## SET EXERCISE
Quote the entries that follow exactly, leaving none out.

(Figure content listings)
▼
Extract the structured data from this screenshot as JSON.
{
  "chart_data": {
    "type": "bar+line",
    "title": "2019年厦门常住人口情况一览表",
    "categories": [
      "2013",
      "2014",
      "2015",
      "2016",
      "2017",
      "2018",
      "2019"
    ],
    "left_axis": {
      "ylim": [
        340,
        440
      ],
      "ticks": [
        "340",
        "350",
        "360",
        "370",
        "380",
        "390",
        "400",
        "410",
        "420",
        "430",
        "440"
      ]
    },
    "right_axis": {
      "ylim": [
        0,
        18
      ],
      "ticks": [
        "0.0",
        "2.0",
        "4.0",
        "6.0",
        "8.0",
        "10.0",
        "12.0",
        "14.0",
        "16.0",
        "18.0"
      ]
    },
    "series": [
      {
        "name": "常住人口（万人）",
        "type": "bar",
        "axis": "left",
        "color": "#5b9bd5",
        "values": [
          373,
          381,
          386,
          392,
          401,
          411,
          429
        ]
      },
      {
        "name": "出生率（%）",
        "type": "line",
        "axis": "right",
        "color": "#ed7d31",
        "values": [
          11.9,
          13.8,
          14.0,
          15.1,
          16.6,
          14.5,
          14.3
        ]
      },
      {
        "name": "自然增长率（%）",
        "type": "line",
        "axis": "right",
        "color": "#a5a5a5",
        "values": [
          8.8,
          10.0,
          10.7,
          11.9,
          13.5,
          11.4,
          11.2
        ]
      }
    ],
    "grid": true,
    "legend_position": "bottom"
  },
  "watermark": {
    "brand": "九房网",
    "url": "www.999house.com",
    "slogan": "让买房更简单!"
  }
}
▲
## RESPONSE
Extract the structured data from this screenshot as JSON.
{
  "chart_data": {
    "type": "bar+line",
    "title": "2019年厦门常住人口情况一览表",
    "categories": [
      "2013",
      "2014",
      "2015",
      "2016",
      "2017",
      "2018",
      "2019"
    ],
    "left_axis": {
      "ylim": [
        340,
        440
      ],
      "ticks": [
        "340",
        "350",
        "360",
        "370",
        "380",
        "390",
        "400",
        "410",
        "420",
        "430",
        "440"
      ]
    },
    "right_axis": {
      "ylim": [
        0,
        18
      ],
      "ticks": [
        "0.0",
        "2.0",
        "4.0",
        "6.0",
        "8.0",
        "10.0",
        "12.0",
        "14.0",
        "16.0",
        "18.0"
      ]
    },
    "series": [
      {
        "name": "常住人口（万人）",
        "type": "bar",
        "axis": "left",
        "color": "#5b9bd5",
        "values": [
          373,
          381,
          386,
          392,
          401,
          411,
          429
        ]
      },
      {
        "name": "出生率（%）",
        "type": "line",
        "axis": "right",
        "color": "#ed7d31",
        "values": [
          11.9,
          13.8,
          14.0,
          15.1,
          16.6,
          14.5,
          14.3
        ]
      },
      {
        "name": "自然增长率（%）",
        "type": "line",
        "axis": "right",
        "color": "#a5a5a5",
        "values": [
          8.8,
          10.0,
          10.7,
          11.9,
          13.5,
          11.4,
          11.2
        ]
      }
    ],
    "grid": true,
    "legend_position": "bottom"
  },
  "watermark": {
    "brand": "九房网",
    "url": "www.999house.com",
    "slogan": "让买房更简单!"
  }
}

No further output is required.